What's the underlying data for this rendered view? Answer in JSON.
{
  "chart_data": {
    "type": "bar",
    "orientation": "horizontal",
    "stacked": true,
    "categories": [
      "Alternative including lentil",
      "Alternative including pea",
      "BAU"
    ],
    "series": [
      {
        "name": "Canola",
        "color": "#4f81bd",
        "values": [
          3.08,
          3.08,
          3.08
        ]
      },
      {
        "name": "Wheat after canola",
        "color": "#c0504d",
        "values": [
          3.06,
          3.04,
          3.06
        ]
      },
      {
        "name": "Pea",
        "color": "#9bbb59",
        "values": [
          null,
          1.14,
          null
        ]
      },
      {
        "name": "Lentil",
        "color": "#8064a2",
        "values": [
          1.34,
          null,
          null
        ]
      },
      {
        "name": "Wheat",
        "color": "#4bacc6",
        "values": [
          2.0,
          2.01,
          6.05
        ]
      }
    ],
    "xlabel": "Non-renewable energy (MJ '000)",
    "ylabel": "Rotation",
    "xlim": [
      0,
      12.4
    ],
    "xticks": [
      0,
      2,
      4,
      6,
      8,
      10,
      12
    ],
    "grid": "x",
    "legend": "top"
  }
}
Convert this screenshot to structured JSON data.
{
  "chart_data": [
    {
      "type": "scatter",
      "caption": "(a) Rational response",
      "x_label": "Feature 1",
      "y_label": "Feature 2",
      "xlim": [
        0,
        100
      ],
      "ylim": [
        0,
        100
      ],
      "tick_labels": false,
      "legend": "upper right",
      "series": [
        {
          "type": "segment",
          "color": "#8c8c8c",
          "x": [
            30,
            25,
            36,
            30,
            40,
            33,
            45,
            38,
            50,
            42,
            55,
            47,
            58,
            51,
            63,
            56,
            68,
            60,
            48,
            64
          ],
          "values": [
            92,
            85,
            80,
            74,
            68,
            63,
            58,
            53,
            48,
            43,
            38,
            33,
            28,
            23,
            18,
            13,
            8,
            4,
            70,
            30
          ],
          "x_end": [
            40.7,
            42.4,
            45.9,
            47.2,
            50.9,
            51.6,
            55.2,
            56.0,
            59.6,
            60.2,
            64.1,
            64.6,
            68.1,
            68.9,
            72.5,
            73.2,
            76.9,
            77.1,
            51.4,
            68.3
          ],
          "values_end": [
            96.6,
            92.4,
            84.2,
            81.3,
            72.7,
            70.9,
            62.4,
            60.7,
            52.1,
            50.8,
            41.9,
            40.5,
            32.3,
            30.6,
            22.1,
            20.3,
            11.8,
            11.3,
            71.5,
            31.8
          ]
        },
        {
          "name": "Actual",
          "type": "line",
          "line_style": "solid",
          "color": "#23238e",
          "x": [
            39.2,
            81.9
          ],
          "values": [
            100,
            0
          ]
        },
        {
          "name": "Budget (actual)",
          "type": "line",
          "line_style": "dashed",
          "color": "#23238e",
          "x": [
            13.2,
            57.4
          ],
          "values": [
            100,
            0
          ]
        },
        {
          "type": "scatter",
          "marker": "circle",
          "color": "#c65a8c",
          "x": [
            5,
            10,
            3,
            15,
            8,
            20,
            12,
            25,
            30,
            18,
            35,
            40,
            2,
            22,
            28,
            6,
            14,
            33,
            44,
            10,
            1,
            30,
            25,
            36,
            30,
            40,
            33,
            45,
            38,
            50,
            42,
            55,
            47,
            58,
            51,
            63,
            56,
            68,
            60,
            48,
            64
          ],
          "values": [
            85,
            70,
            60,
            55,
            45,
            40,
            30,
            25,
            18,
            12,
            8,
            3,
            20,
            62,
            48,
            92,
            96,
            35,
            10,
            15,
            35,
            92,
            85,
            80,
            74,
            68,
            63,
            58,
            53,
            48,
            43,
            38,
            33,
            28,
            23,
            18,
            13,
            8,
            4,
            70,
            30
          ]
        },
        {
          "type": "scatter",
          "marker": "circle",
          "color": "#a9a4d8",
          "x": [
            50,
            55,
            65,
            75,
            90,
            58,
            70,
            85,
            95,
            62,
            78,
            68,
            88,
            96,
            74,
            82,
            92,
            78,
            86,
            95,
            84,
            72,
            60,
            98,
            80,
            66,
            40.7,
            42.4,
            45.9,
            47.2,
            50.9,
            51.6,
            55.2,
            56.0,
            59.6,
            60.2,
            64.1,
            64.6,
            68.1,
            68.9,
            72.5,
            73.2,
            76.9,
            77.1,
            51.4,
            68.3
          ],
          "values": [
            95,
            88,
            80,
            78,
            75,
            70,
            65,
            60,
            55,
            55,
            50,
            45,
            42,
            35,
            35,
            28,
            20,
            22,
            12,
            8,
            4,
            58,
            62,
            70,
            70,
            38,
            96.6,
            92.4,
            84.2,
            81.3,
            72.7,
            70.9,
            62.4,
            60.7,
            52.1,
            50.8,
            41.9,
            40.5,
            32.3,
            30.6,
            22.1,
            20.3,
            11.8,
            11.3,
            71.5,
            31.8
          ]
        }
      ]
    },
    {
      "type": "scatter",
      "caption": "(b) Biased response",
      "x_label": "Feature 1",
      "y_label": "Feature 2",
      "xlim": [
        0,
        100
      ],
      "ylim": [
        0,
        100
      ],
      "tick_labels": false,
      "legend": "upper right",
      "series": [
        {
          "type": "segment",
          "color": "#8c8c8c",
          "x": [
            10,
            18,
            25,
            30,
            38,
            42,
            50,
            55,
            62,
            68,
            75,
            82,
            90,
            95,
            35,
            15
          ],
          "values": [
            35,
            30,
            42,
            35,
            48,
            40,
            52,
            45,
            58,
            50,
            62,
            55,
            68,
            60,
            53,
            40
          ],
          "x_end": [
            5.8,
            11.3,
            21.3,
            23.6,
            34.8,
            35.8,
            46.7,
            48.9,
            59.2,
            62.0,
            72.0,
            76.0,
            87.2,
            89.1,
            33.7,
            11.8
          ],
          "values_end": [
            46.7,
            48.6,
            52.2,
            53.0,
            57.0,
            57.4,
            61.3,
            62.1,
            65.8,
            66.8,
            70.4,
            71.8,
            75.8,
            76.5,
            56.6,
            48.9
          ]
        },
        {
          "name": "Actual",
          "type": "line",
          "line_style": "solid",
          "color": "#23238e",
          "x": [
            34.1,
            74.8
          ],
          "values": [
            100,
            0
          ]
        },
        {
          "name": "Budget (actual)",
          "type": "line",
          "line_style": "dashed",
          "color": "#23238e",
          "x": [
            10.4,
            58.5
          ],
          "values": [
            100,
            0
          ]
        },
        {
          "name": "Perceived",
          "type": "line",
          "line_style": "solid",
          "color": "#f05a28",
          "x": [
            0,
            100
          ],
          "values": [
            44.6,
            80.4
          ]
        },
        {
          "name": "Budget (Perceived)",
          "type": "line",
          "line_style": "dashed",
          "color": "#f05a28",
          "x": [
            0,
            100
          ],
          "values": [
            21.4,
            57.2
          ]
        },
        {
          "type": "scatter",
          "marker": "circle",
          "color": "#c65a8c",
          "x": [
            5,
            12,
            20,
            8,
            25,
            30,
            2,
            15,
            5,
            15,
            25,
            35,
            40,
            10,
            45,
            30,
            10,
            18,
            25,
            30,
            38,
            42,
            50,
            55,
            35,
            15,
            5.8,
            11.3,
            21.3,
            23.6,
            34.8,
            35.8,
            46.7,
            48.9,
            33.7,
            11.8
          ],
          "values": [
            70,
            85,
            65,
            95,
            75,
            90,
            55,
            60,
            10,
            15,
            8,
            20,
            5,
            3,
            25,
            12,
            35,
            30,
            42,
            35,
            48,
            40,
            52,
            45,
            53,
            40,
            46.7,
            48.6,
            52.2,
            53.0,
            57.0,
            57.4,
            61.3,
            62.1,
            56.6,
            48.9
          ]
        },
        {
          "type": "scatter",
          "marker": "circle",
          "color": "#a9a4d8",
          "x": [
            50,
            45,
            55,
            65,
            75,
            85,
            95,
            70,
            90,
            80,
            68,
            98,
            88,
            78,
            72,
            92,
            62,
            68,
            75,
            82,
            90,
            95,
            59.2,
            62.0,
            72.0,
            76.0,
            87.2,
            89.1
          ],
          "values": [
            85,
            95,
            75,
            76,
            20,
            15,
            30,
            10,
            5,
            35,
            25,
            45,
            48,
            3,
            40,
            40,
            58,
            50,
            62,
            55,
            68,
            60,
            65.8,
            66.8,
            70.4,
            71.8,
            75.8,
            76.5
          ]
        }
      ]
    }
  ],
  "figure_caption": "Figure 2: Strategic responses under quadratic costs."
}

◇ ◇ ◇ ◇ ◇ ◇ ◇

#### Given problem
Extract every line above that contains the word "JSON".

#### Result of this exercise
What's the underlying data for this rendered view? Answer in JSON.
Convert this screenshot to structured JSON data.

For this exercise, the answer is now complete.